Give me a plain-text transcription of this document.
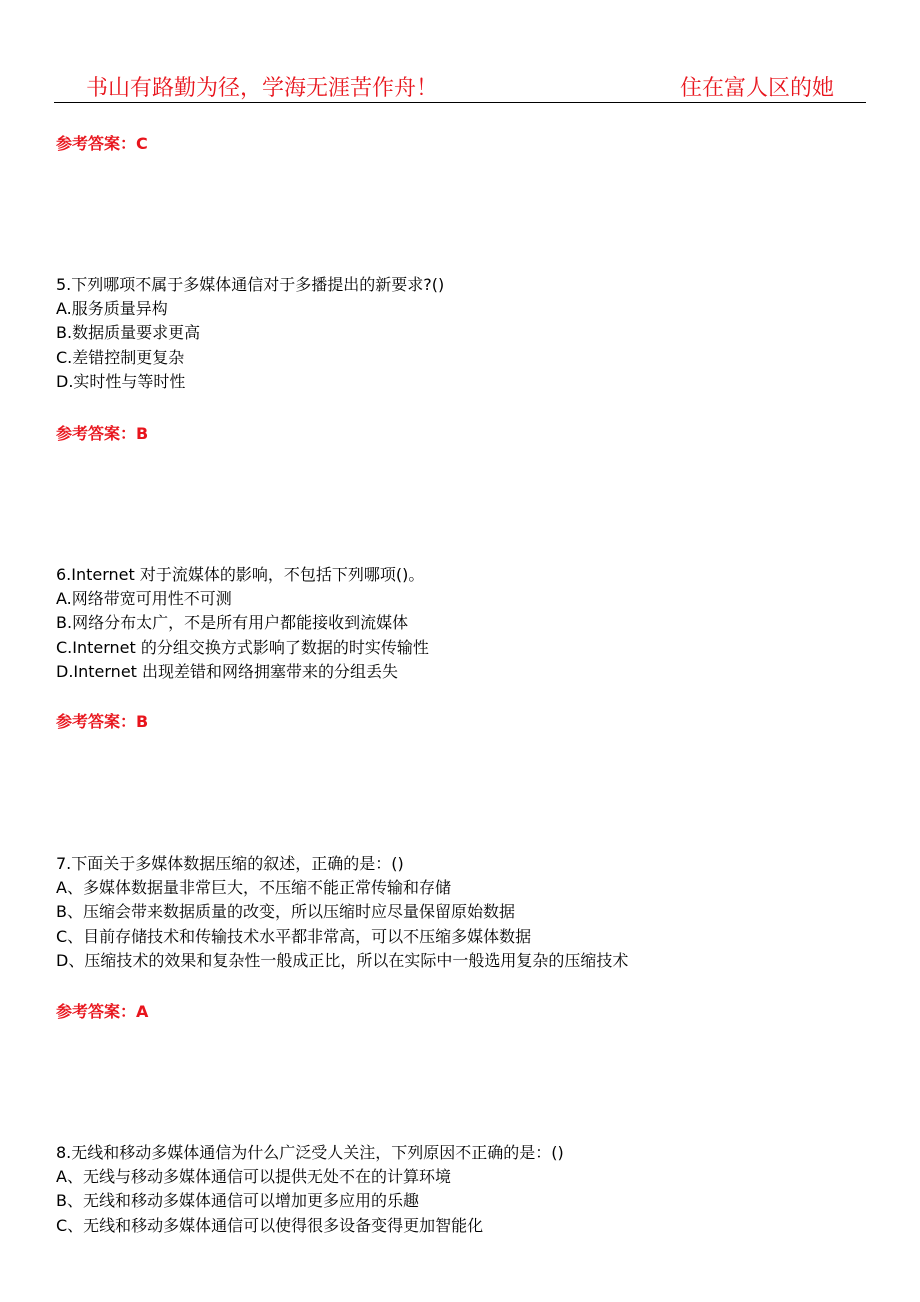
书山有路勤为径，学海无涯苦作舟！	住在富人区的她
参考答案：C
5.下列哪项不属于多媒体通信对于多播提出的新要求?()
A.服务质量异构
B.数据质量要求更高
C.差错控制更复杂
D.实时性与等时性
参考答案：B
6.Internet 对于流媒体的影响，不包括下列哪项()。
A.网络带宽可用性不可测
B.网络分布太广，不是所有用户都能接收到流媒体
C.Internet 的分组交换方式影响了数据的时实传输性
D.Internet 出现差错和网络拥塞带来的分组丢失
参考答案：B
7.下面关于多媒体数据压缩的叙述，正确的是：()
A、多媒体数据量非常巨大，不压缩不能正常传输和存储
B、压缩会带来数据质量的改变，所以压缩时应尽量保留原始数据
C、目前存储技术和传输技术水平都非常高，可以不压缩多媒体数据
D、压缩技术的效果和复杂性一般成正比，所以在实际中一般选用复杂的压缩技术
参考答案：A
8.无线和移动多媒体通信为什么广泛受人关注，下列原因不正确的是：()
A、无线与移动多媒体通信可以提供无处不在的计算环境
B、无线和移动多媒体通信可以增加更多应用的乐趣
C、无线和移动多媒体通信可以使得很多设备变得更加智能化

DESCRIPTION OF THE TASK:
Without the pictures, restate each entry exactly.

THE COMPLETED TASK:
Give me a plain-text transcription of this document.
书山有路勤为径，学海无涯苦作舟！	住在富人区的她
参考答案：C
5.下列哪项不属于多媒体通信对于多播提出的新要求?()
A.服务质量异构
B.数据质量要求更高
C.差错控制更复杂
D.实时性与等时性
参考答案：B
6.Internet 对于流媒体的影响，不包括下列哪项()。
A.网络带宽可用性不可测
B.网络分布太广，不是所有用户都能接收到流媒体
C.Internet 的分组交换方式影响了数据的时实传输性
D.Internet 出现差错和网络拥塞带来的分组丢失
参考答案：B
7.下面关于多媒体数据压缩的叙述，正确的是：()
A、多媒体数据量非常巨大，不压缩不能正常传输和存储
B、压缩会带来数据质量的改变，所以压缩时应尽量保留原始数据
C、目前存储技术和传输技术水平都非常高，可以不压缩多媒体数据
D、压缩技术的效果和复杂性一般成正比，所以在实际中一般选用复杂的压缩技术
参考答案：A
8.无线和移动多媒体通信为什么广泛受人关注，下列原因不正确的是：()
A、无线与移动多媒体通信可以提供无处不在的计算环境
B、无线和移动多媒体通信可以增加更多应用的乐趣
C、无线和移动多媒体通信可以使得很多设备变得更加智能化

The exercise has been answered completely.